Only the pictures are omitted; repeat all other data exactly.

Dataset rows about figures:
+++++

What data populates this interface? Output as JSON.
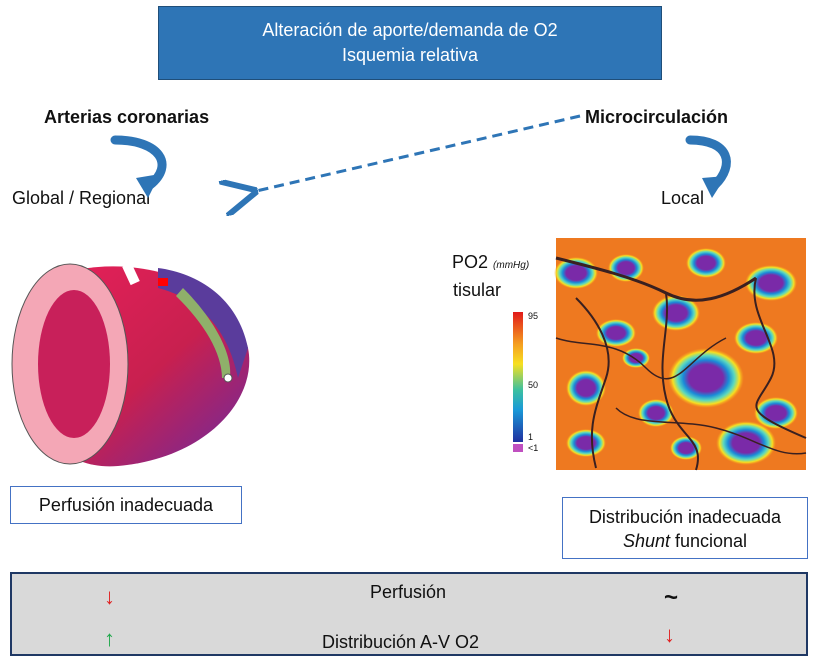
{
  "title": {
    "line1": "Alteración de aporte/demanda de O2",
    "line2": "Isquemia relativa"
  },
  "left": {
    "heading": "Arterias coronarias",
    "scope": "Global / Regional",
    "result": "Perfusión inadecuada"
  },
  "right": {
    "heading": "Microcirculación",
    "scope": "Local",
    "legend_title_main": "PO2",
    "legend_title_unit": "(mmHg)",
    "legend_title_sub": "tisular",
    "legend_ticks": [
      "95",
      "50",
      "1",
      "<1"
    ],
    "result_line1": "Distribución inadecuada",
    "result_line2_italic": "Shunt",
    "result_line2_rest": " funcional"
  },
  "bottom": {
    "row1_label": "Perfusión",
    "row2_label": "Distribución A-V O2",
    "row1_right_symbol": "~"
  },
  "colors": {
    "title_fill": "#2e75b6",
    "panel_fill": "#d9d9d9",
    "arrow_blue": "#2e75b6",
    "up_arrow": "#1ea84a",
    "down_arrow": "#e02020"
  }
}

+++++

* TASK RESULT
What data populates this interface? Output as JSON.
{
  "title": {
    "line1": "Alteración de aporte/demanda de O2",
    "line2": "Isquemia relativa"
  },
  "left": {
    "heading": "Arterias coronarias",
    "scope": "Global / Regional",
    "result": "Perfusión inadecuada"
  },
  "right": {
    "heading": "Microcirculación",
    "scope": "Local",
    "legend_title_main": "PO2",
    "legend_title_unit": "(mmHg)",
    "legend_title_sub": "tisular",
    "legend_ticks": [
      "95",
      "50",
      "1",
      "<1"
    ],
    "result_line1": "Distribución inadecuada",
    "result_line2_italic": "Shunt",
    "result_line2_rest": " funcional"
  },
  "bottom": {
    "row1_label": "Perfusión",
    "row2_label": "Distribución A-V O2",
    "row1_right_symbol": "~"
  },
  "colors": {
    "title_fill": "#2e75b6",
    "panel_fill": "#d9d9d9",
    "arrow_blue": "#2e75b6",
    "up_arrow": "#1ea84a",
    "down_arrow": "#e02020"
  }
}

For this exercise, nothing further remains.